= RECORDS =
|---|
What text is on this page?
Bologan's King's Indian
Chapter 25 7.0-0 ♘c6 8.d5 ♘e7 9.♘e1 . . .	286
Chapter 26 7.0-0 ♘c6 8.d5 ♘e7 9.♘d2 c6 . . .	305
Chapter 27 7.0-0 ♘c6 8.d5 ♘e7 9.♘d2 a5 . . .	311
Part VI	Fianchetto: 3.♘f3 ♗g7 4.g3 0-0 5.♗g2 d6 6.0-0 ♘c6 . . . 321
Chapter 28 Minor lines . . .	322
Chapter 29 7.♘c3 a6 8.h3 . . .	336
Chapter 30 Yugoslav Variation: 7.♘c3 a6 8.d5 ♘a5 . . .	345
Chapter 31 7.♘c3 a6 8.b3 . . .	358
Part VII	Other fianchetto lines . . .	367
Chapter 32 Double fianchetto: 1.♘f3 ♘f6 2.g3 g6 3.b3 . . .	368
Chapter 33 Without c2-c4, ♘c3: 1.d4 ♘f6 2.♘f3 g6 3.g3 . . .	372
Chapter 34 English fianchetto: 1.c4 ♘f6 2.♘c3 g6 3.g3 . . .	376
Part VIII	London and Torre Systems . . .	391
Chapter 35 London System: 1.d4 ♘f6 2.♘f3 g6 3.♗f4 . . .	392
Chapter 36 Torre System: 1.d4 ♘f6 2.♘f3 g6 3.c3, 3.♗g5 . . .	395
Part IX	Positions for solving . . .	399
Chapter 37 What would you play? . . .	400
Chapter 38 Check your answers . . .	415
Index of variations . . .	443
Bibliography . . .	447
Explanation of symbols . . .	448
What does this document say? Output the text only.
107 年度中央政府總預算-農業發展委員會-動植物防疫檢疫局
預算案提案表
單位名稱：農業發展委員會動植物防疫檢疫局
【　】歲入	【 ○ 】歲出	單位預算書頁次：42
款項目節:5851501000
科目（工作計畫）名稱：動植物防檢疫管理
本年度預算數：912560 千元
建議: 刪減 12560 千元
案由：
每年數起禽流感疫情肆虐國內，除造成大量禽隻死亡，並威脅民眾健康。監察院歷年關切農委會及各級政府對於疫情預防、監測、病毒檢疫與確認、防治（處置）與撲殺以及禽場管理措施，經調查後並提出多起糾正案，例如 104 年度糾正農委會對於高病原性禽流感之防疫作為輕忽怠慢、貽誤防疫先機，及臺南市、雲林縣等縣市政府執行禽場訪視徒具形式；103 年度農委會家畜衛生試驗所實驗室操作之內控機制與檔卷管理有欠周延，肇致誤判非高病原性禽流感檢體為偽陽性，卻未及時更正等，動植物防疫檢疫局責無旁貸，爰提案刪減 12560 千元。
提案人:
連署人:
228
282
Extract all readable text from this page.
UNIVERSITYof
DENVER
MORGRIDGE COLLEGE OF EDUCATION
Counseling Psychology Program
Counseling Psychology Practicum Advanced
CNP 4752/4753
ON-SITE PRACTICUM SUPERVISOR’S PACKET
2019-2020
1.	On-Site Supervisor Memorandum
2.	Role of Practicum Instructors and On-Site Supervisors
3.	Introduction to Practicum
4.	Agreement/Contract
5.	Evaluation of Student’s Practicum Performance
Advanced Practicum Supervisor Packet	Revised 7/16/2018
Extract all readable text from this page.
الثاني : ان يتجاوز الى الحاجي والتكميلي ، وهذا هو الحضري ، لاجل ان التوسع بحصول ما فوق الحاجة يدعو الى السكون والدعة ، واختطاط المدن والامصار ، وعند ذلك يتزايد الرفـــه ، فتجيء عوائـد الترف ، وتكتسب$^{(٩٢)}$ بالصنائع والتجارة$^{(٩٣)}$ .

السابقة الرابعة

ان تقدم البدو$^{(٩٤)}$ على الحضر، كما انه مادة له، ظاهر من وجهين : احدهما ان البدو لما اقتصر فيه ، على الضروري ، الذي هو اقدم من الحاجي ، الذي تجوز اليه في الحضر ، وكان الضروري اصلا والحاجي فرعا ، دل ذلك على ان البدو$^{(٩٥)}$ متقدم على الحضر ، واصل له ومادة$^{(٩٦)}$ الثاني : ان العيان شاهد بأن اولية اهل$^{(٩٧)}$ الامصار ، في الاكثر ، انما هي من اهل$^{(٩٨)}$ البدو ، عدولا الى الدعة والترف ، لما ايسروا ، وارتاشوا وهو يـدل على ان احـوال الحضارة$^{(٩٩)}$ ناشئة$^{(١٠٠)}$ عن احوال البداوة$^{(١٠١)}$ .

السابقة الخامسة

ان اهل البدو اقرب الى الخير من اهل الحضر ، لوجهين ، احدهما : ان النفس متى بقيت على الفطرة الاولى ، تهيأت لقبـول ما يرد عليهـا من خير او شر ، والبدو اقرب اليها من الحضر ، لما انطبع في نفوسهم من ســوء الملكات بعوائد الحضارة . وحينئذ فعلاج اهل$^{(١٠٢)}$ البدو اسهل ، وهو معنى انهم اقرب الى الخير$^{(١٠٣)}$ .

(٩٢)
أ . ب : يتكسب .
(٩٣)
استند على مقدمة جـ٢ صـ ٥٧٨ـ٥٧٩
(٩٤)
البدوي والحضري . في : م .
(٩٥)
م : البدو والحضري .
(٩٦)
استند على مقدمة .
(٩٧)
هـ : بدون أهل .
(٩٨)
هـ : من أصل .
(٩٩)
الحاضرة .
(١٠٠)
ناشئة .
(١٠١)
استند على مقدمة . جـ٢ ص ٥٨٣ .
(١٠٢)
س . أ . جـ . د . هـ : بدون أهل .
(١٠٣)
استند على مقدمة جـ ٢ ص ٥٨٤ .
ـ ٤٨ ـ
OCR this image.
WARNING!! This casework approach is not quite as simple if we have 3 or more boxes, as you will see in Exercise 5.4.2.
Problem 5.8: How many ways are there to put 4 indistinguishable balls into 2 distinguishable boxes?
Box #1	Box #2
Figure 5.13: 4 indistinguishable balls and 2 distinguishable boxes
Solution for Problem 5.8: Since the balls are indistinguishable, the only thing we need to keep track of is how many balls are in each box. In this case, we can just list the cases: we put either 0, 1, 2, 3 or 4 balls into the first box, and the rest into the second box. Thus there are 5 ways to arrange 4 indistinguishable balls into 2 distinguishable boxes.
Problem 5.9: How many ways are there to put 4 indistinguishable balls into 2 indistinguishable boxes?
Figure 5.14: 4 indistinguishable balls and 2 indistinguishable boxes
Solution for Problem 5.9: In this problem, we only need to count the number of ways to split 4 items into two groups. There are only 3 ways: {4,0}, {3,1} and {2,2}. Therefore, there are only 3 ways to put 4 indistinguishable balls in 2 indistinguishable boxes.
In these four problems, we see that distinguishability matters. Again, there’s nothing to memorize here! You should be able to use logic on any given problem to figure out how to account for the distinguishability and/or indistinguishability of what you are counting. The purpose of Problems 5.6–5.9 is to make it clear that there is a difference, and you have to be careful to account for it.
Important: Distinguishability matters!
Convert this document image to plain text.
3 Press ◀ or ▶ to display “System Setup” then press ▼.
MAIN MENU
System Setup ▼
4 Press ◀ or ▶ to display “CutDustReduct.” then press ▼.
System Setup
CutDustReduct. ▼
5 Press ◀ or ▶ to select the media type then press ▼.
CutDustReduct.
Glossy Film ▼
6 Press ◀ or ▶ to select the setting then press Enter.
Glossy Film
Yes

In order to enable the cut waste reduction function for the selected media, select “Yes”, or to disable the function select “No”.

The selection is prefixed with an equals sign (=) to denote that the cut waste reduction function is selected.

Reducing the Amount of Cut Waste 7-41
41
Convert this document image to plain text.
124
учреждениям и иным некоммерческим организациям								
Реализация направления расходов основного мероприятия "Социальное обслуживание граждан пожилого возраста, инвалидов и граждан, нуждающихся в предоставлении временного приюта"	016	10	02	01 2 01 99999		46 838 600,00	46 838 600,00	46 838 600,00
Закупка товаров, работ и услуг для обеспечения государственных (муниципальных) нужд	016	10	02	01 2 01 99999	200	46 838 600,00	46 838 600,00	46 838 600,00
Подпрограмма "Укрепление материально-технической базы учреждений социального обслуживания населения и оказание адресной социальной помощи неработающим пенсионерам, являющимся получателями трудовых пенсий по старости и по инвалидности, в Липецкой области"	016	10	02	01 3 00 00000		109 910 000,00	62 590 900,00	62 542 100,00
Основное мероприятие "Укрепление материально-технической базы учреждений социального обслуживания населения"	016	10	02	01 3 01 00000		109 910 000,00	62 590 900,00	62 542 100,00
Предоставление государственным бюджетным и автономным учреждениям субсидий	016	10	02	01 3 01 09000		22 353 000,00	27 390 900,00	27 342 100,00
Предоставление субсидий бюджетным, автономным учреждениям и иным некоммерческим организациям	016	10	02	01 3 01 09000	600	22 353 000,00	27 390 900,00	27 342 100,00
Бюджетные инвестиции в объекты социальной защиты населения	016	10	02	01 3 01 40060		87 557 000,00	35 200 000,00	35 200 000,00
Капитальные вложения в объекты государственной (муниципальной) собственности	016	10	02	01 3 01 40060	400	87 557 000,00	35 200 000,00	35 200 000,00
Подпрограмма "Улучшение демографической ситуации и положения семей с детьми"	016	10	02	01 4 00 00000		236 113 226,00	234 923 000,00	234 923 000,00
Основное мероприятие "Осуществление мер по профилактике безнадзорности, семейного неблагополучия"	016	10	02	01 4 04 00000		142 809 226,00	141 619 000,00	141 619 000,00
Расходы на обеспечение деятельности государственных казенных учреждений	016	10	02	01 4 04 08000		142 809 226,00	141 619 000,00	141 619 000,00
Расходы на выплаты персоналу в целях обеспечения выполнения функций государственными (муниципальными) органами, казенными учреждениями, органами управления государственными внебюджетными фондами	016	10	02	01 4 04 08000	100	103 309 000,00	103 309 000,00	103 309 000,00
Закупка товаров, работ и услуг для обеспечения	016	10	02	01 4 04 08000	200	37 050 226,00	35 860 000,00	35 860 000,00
|---|
= WRITTEN INSTRUCTION =
Look through the entries above and list every line containing "have".

= RESULT FOR THIS EXERCISE =
WARNING!! This casework approach is not quite as simple if we have 3 or more boxes, as you will see in Exercise 5.4.2.
In these four problems, we see that distinguishability matters. Again, there’s nothing to memorize here! You should be able to use logic on any given problem to figure out how to account for the distinguishability and/or indistinguishability of what you are counting. The purpose of Problems 5.6–5.9 is to make it clear that there is a difference, and you have to be careful to account for it.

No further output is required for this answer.